Entries with figure data:
----------------

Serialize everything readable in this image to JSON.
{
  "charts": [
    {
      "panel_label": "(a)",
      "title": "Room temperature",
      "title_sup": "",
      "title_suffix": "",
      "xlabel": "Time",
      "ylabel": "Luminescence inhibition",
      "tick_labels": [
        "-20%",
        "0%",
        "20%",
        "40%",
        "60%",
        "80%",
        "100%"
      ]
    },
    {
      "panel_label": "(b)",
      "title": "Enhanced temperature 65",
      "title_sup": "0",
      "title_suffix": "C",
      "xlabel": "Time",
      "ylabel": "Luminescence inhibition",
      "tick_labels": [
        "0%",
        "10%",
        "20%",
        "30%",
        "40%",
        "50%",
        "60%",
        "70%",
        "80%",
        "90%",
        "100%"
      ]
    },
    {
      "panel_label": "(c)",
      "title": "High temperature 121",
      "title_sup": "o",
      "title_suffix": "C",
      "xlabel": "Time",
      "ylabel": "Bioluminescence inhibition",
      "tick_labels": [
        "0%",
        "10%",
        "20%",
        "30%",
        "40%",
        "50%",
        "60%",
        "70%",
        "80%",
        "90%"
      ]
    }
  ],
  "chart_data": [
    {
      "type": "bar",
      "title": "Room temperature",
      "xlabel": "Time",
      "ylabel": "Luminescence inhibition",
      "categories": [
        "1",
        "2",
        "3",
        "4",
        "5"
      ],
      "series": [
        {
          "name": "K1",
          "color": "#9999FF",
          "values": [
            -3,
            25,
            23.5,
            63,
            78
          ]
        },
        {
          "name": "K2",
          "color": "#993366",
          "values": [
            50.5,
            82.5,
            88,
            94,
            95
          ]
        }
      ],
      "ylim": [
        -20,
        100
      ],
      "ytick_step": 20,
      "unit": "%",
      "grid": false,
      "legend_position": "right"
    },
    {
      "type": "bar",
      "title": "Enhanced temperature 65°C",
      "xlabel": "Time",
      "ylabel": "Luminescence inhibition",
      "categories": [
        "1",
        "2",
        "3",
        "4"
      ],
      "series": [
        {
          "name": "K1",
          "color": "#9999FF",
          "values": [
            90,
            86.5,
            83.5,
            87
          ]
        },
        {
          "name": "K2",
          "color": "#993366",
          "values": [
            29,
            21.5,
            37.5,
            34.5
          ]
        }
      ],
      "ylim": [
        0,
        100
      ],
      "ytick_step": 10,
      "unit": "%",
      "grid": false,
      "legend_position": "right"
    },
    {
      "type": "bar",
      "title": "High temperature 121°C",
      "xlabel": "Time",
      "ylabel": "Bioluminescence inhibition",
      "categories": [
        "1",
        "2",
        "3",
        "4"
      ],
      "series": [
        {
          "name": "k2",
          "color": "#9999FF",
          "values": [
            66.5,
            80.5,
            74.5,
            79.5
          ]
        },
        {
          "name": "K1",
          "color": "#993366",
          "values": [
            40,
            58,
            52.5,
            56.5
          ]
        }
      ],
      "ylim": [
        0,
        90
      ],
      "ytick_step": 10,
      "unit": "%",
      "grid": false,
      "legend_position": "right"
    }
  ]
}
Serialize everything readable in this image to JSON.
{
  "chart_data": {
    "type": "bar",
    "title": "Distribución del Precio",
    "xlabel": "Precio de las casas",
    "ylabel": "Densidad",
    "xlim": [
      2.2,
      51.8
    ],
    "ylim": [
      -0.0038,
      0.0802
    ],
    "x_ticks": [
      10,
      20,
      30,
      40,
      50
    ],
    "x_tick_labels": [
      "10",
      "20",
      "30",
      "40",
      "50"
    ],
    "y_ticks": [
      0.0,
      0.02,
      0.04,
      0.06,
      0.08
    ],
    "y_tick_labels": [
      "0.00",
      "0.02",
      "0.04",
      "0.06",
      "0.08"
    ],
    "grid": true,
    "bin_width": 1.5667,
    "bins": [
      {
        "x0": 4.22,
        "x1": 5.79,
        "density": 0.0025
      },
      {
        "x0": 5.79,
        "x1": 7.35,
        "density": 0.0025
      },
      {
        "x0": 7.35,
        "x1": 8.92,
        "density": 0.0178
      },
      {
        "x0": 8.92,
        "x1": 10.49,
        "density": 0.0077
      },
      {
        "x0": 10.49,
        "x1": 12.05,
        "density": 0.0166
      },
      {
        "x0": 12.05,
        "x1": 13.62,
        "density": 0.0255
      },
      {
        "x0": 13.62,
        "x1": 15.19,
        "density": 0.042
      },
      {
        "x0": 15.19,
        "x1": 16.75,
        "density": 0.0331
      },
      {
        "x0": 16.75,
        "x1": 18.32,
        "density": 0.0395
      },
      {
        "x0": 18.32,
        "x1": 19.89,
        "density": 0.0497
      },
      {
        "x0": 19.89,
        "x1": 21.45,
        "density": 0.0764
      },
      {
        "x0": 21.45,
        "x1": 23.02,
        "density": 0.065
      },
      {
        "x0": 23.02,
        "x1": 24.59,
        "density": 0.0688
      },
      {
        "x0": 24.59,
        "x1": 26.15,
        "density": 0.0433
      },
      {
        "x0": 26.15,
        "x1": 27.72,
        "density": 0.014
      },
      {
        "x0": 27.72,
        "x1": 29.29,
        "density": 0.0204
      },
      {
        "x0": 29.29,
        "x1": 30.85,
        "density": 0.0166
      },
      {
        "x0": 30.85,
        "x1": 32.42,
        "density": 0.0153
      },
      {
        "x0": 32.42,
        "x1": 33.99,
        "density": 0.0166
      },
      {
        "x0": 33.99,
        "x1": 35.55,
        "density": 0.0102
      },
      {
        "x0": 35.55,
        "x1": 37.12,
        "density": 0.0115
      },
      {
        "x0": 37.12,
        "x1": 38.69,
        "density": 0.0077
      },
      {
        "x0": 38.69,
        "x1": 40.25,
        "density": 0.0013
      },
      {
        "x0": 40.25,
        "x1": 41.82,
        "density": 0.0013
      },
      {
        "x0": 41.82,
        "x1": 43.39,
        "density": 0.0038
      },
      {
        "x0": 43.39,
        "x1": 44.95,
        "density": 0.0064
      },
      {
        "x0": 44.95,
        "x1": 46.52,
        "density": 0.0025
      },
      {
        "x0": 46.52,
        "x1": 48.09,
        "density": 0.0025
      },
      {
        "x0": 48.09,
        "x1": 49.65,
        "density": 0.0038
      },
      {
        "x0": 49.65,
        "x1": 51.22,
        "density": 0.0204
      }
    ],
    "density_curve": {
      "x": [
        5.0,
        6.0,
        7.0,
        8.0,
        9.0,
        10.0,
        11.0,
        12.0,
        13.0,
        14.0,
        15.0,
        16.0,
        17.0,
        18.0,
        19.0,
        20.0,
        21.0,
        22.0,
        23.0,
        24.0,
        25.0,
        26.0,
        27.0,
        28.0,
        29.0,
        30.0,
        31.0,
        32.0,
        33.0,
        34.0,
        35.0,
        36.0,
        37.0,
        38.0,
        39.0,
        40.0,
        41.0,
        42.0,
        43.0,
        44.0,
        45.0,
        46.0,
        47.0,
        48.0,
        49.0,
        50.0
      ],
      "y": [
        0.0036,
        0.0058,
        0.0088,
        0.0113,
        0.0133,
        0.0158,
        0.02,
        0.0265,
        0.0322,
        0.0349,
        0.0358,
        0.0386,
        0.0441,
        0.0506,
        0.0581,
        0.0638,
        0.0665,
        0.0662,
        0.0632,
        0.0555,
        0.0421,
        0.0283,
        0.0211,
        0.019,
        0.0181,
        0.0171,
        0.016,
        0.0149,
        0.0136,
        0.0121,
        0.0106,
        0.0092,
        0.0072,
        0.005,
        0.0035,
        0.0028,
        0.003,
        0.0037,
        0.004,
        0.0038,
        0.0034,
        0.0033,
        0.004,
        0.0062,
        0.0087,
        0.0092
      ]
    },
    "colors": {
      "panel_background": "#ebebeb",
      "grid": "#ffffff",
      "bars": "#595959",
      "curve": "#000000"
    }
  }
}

----------------

What is required:
List each line of the records that holds the string "High".

Task response:
      "title": "High temperature 121",
      "title": "High temperature 121°C",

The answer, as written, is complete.